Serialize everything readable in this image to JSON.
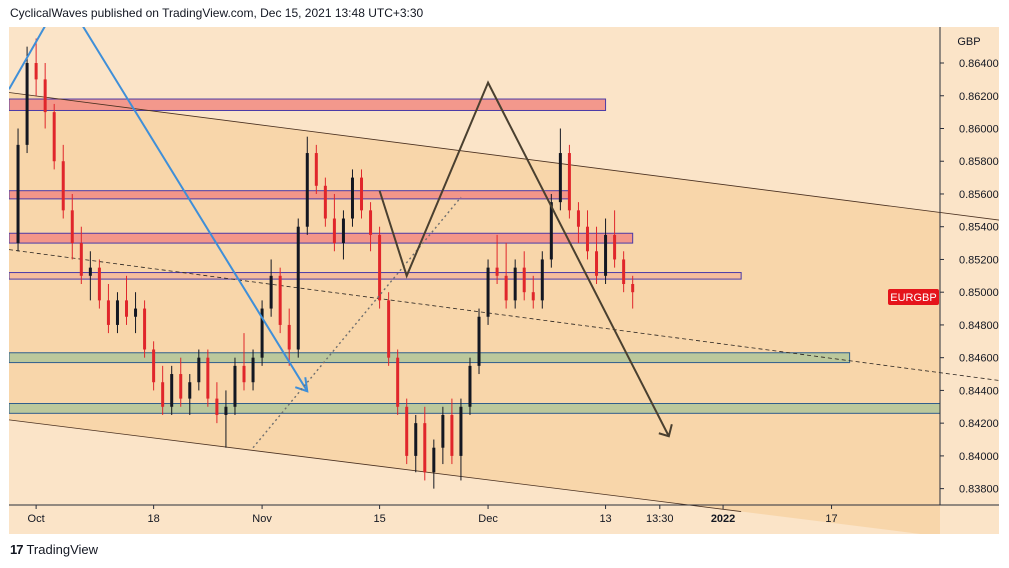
{
  "header": {
    "publish_line": "CyclicalWaves published on TradingView.com, Dec 15, 2021 13:48 UTC+3:30"
  },
  "footer": {
    "brand": "TradingView",
    "logo_glyph": "17"
  },
  "colors": {
    "background": "#fbe4c8",
    "channel_fill": "#f8d6aa",
    "candle_up": "#131722",
    "candle_down": "#e0262b",
    "resistance_zone": "#f28f85",
    "support_zone": "#b4c79a",
    "symbol_badge": "#e5141b",
    "blue_arrow": "#3f8fd8",
    "forecast_path": "#4a4030"
  },
  "chart_data": {
    "type": "candlestick",
    "symbol": "EURGBP",
    "currency": "GBP",
    "last_price_label": "EURGBP",
    "y_range": [
      0.837,
      0.8662
    ],
    "y_ticks": [
      "0.86400",
      "0.86200",
      "0.86000",
      "0.85800",
      "0.85600",
      "0.85400",
      "0.85200",
      "0.85000",
      "0.84800",
      "0.84600",
      "0.84400",
      "0.84200",
      "0.84000",
      "0.83800"
    ],
    "y_tick_values": [
      0.864,
      0.862,
      0.86,
      0.858,
      0.856,
      0.854,
      0.852,
      0.85,
      0.848,
      0.846,
      0.844,
      0.842,
      0.84,
      0.838
    ],
    "x_ticks": [
      {
        "label": "Oct",
        "index": 2,
        "bold": false
      },
      {
        "label": "18",
        "index": 15,
        "bold": false
      },
      {
        "label": "Nov",
        "index": 27,
        "bold": false
      },
      {
        "label": "15",
        "index": 40,
        "bold": false
      },
      {
        "label": "Dec",
        "index": 52,
        "bold": false
      },
      {
        "label": "13",
        "index": 65,
        "bold": false
      },
      {
        "label": "13:30",
        "index": 71,
        "bold": false
      },
      {
        "label": "2022",
        "index": 78,
        "bold": true
      },
      {
        "label": "17",
        "index": 90,
        "bold": false
      }
    ],
    "x_range": [
      -1,
      102
    ],
    "candles": [
      [
        0.853,
        0.86,
        0.8525,
        0.859
      ],
      [
        0.859,
        0.865,
        0.8585,
        0.864
      ],
      [
        0.864,
        0.8655,
        0.862,
        0.863
      ],
      [
        0.863,
        0.864,
        0.86,
        0.861
      ],
      [
        0.861,
        0.8615,
        0.8575,
        0.858
      ],
      [
        0.858,
        0.859,
        0.8545,
        0.855
      ],
      [
        0.855,
        0.856,
        0.852,
        0.853
      ],
      [
        0.853,
        0.854,
        0.8505,
        0.851
      ],
      [
        0.851,
        0.8525,
        0.8495,
        0.8515
      ],
      [
        0.8515,
        0.852,
        0.849,
        0.8495
      ],
      [
        0.8495,
        0.8505,
        0.8475,
        0.848
      ],
      [
        0.848,
        0.85,
        0.8475,
        0.8495
      ],
      [
        0.8495,
        0.851,
        0.848,
        0.8485
      ],
      [
        0.8485,
        0.85,
        0.8475,
        0.849
      ],
      [
        0.849,
        0.8495,
        0.846,
        0.8465
      ],
      [
        0.8465,
        0.847,
        0.844,
        0.8445
      ],
      [
        0.8445,
        0.8455,
        0.8425,
        0.843
      ],
      [
        0.843,
        0.8455,
        0.8425,
        0.845
      ],
      [
        0.845,
        0.846,
        0.843,
        0.8435
      ],
      [
        0.8435,
        0.845,
        0.8425,
        0.8445
      ],
      [
        0.8445,
        0.8465,
        0.844,
        0.846
      ],
      [
        0.846,
        0.8465,
        0.843,
        0.8435
      ],
      [
        0.8435,
        0.8445,
        0.842,
        0.8425
      ],
      [
        0.8425,
        0.844,
        0.8405,
        0.843
      ],
      [
        0.843,
        0.846,
        0.8425,
        0.8455
      ],
      [
        0.8455,
        0.8475,
        0.844,
        0.8445
      ],
      [
        0.8445,
        0.8465,
        0.844,
        0.846
      ],
      [
        0.846,
        0.8495,
        0.8455,
        0.849
      ],
      [
        0.849,
        0.852,
        0.8485,
        0.851
      ],
      [
        0.851,
        0.8515,
        0.8475,
        0.848
      ],
      [
        0.848,
        0.849,
        0.8455,
        0.8465
      ],
      [
        0.8465,
        0.8545,
        0.846,
        0.854
      ],
      [
        0.854,
        0.8595,
        0.8535,
        0.8585
      ],
      [
        0.8585,
        0.859,
        0.856,
        0.8565
      ],
      [
        0.8565,
        0.857,
        0.854,
        0.8545
      ],
      [
        0.8545,
        0.856,
        0.8525,
        0.853
      ],
      [
        0.853,
        0.855,
        0.852,
        0.8545
      ],
      [
        0.8545,
        0.8575,
        0.854,
        0.857
      ],
      [
        0.857,
        0.8575,
        0.8545,
        0.855
      ],
      [
        0.855,
        0.8555,
        0.8525,
        0.8535
      ],
      [
        0.8535,
        0.854,
        0.849,
        0.8495
      ],
      [
        0.8495,
        0.85,
        0.8455,
        0.846
      ],
      [
        0.846,
        0.8465,
        0.8425,
        0.843
      ],
      [
        0.843,
        0.8435,
        0.8395,
        0.84
      ],
      [
        0.84,
        0.8425,
        0.839,
        0.842
      ],
      [
        0.842,
        0.843,
        0.8385,
        0.839
      ],
      [
        0.839,
        0.841,
        0.838,
        0.8405
      ],
      [
        0.8405,
        0.843,
        0.8395,
        0.8425
      ],
      [
        0.8425,
        0.8435,
        0.8395,
        0.84
      ],
      [
        0.84,
        0.8435,
        0.8385,
        0.843
      ],
      [
        0.843,
        0.846,
        0.8425,
        0.8455
      ],
      [
        0.8455,
        0.849,
        0.845,
        0.8485
      ],
      [
        0.8485,
        0.852,
        0.848,
        0.8515
      ],
      [
        0.8515,
        0.8535,
        0.8505,
        0.851
      ],
      [
        0.851,
        0.853,
        0.849,
        0.8495
      ],
      [
        0.8495,
        0.852,
        0.849,
        0.8515
      ],
      [
        0.8515,
        0.8525,
        0.8495,
        0.85
      ],
      [
        0.85,
        0.851,
        0.849,
        0.8495
      ],
      [
        0.8495,
        0.8525,
        0.849,
        0.852
      ],
      [
        0.852,
        0.856,
        0.8515,
        0.8555
      ],
      [
        0.8555,
        0.86,
        0.855,
        0.8585
      ],
      [
        0.8585,
        0.859,
        0.8545,
        0.855
      ],
      [
        0.855,
        0.8555,
        0.853,
        0.854
      ],
      [
        0.854,
        0.855,
        0.852,
        0.8525
      ],
      [
        0.8525,
        0.854,
        0.8505,
        0.851
      ],
      [
        0.851,
        0.8545,
        0.8505,
        0.8535
      ],
      [
        0.8535,
        0.855,
        0.8515,
        0.852
      ],
      [
        0.852,
        0.8525,
        0.85,
        0.8505
      ],
      [
        0.8505,
        0.851,
        0.849,
        0.85
      ]
    ],
    "zones": [
      {
        "kind": "resistance",
        "from_index": -1,
        "to_index": 65,
        "top": 0.8618,
        "bottom": 0.8611
      },
      {
        "kind": "resistance",
        "from_index": -1,
        "to_index": 61,
        "top": 0.8562,
        "bottom": 0.8557
      },
      {
        "kind": "resistance",
        "from_index": -1,
        "to_index": 68,
        "top": 0.8536,
        "bottom": 0.853
      },
      {
        "kind": "resistance-thin",
        "from_index": -1,
        "to_index": 80,
        "top": 0.8512,
        "bottom": 0.8508
      },
      {
        "kind": "support",
        "from_index": -1,
        "to_index": 92,
        "top": 0.8463,
        "bottom": 0.8457
      },
      {
        "kind": "support",
        "from_index": -1,
        "to_index": 109,
        "top": 0.8432,
        "bottom": 0.8426
      }
    ],
    "channel": {
      "upper": [
        [
          -1,
          0.8622
        ],
        [
          110,
          0.8543
        ]
      ],
      "mid": [
        [
          -1,
          0.8526
        ],
        [
          110,
          0.8445
        ]
      ],
      "lower": [
        [
          -1,
          0.8422
        ],
        [
          80,
          0.8366
        ]
      ]
    },
    "blue_arrow": [
      [
        -1,
        0.8624
      ],
      [
        5,
        0.8682
      ],
      [
        32,
        0.84395
      ]
    ],
    "dotted_line": [
      [
        26,
        0.8405
      ],
      [
        49,
        0.8558
      ]
    ],
    "forecast_path": [
      [
        40,
        0.8562
      ],
      [
        43,
        0.851
      ],
      [
        52,
        0.8628
      ],
      [
        72,
        0.8412
      ]
    ]
  }
}
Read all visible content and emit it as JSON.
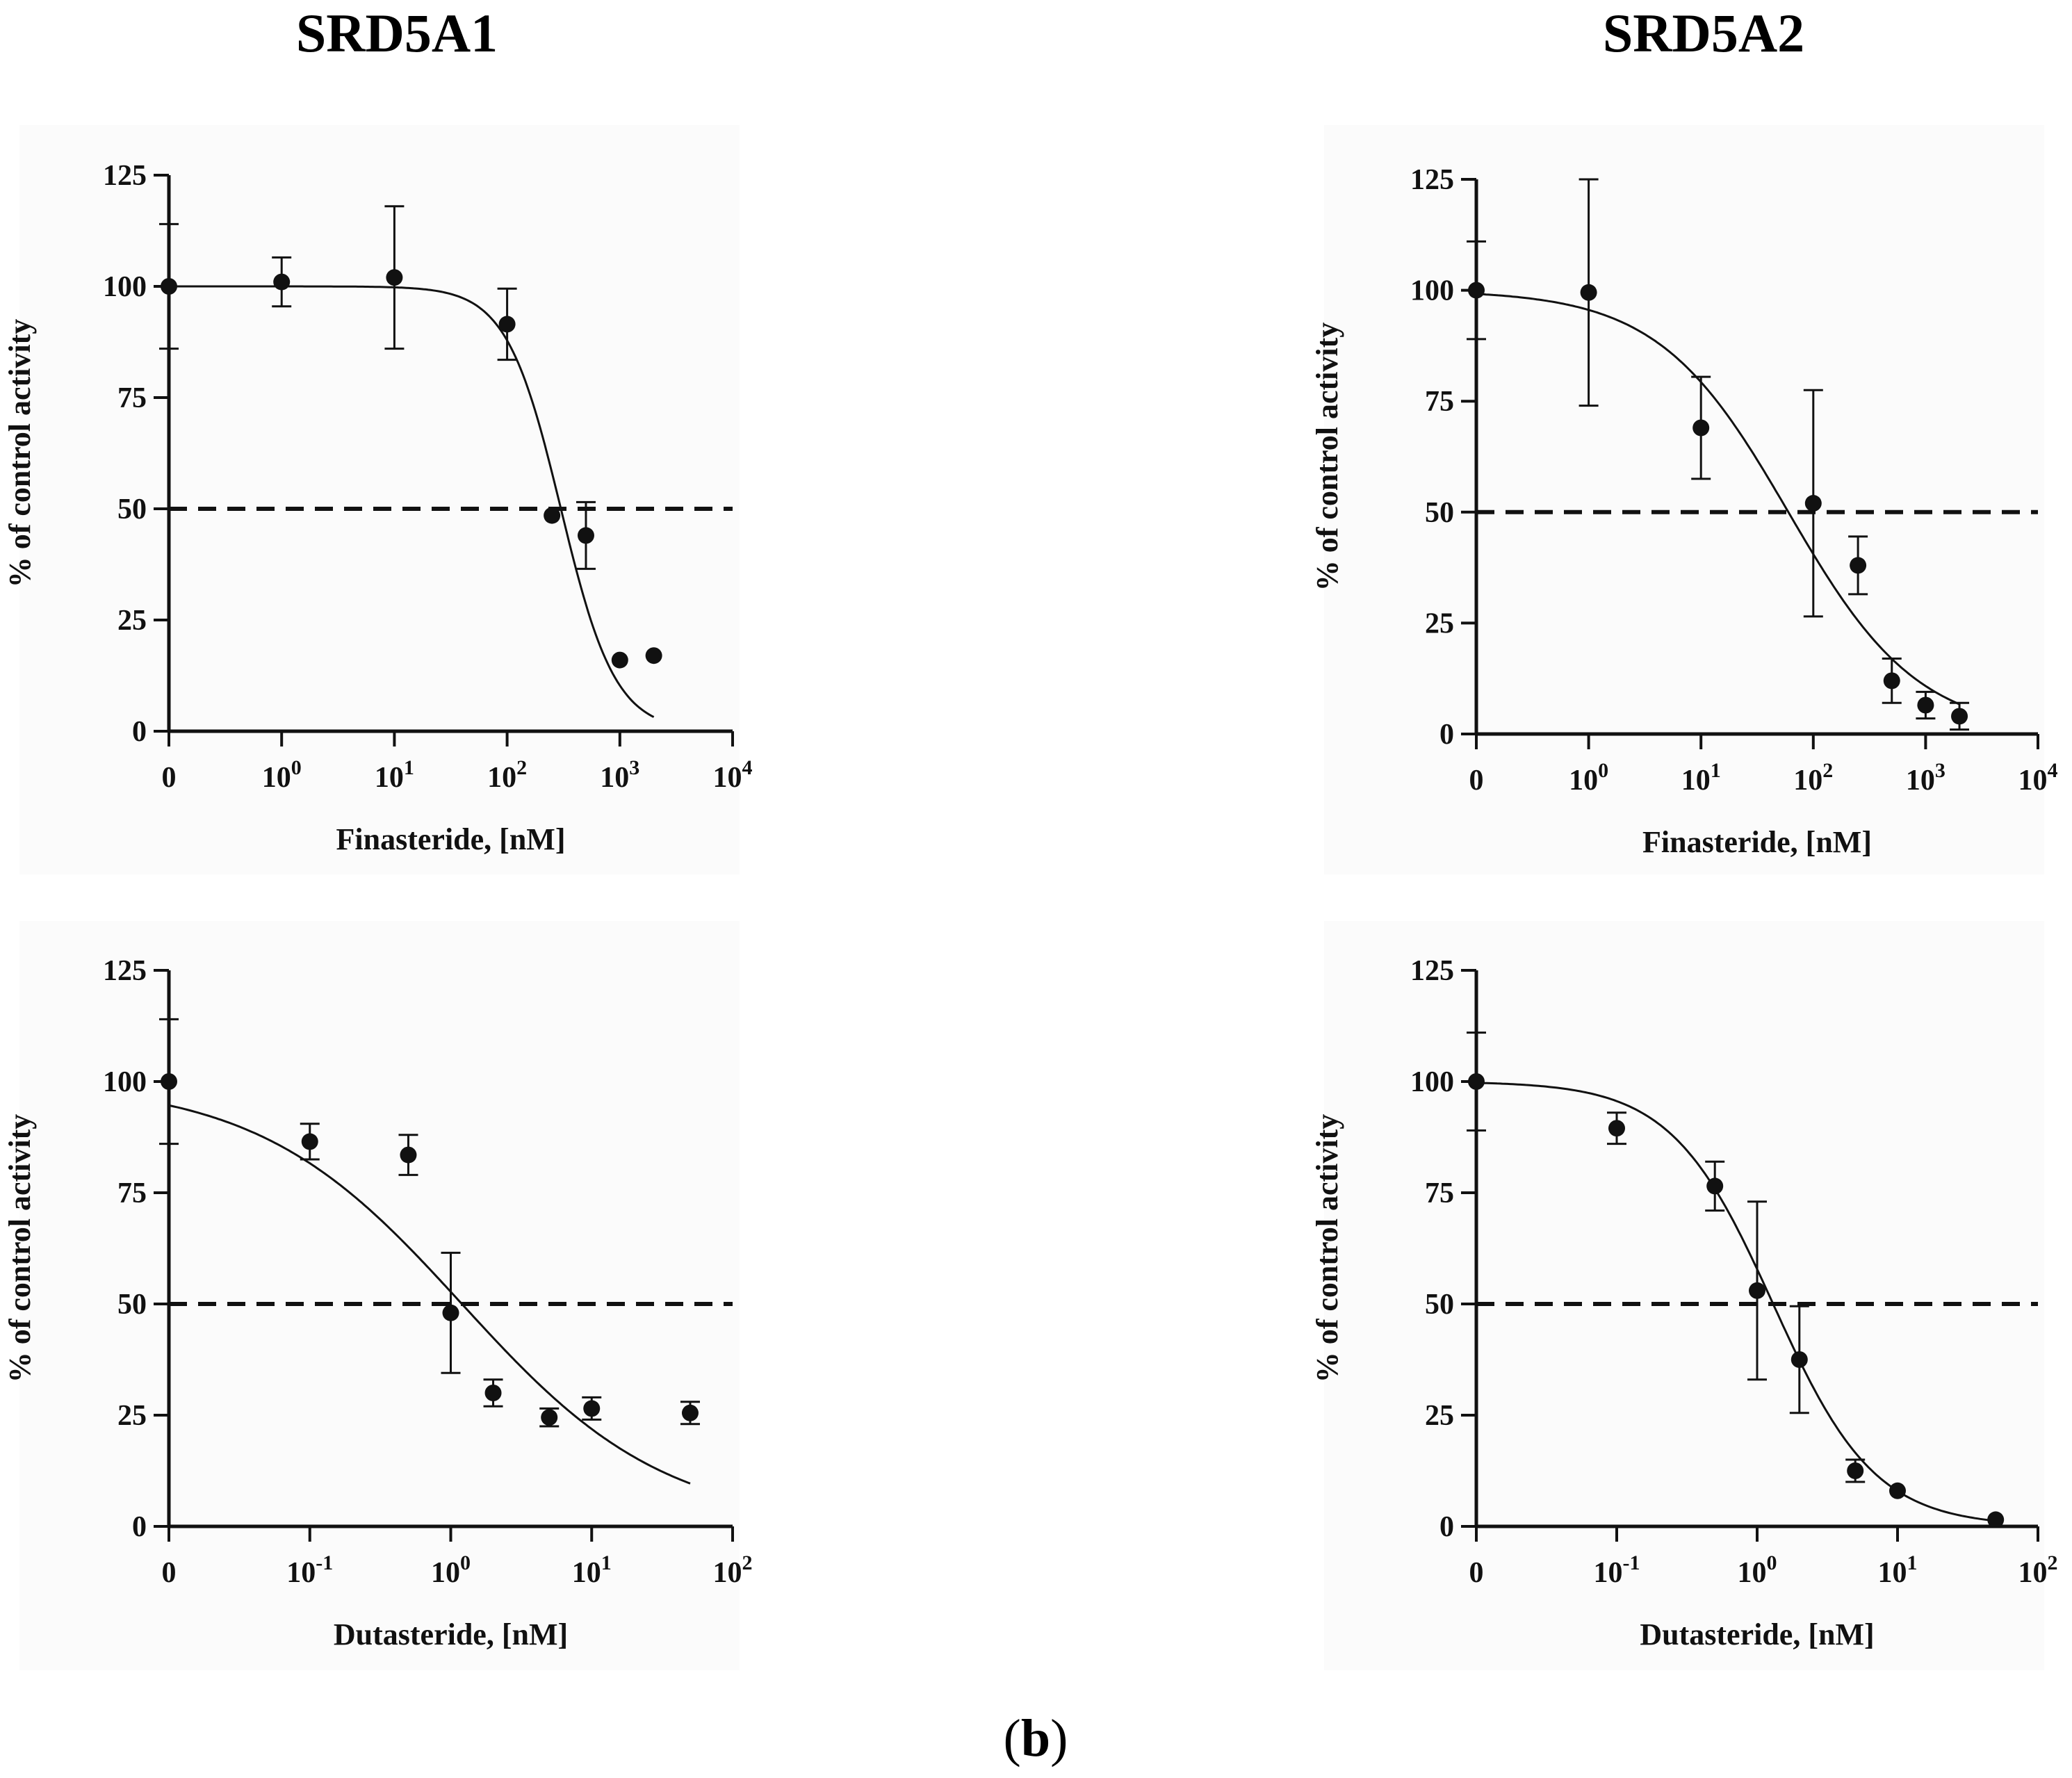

━━━━━━━━━━━━━━━━

> Exercise goal: In the listing above, count each line that holds the string "TradingView". Give the number only.

> Result: 2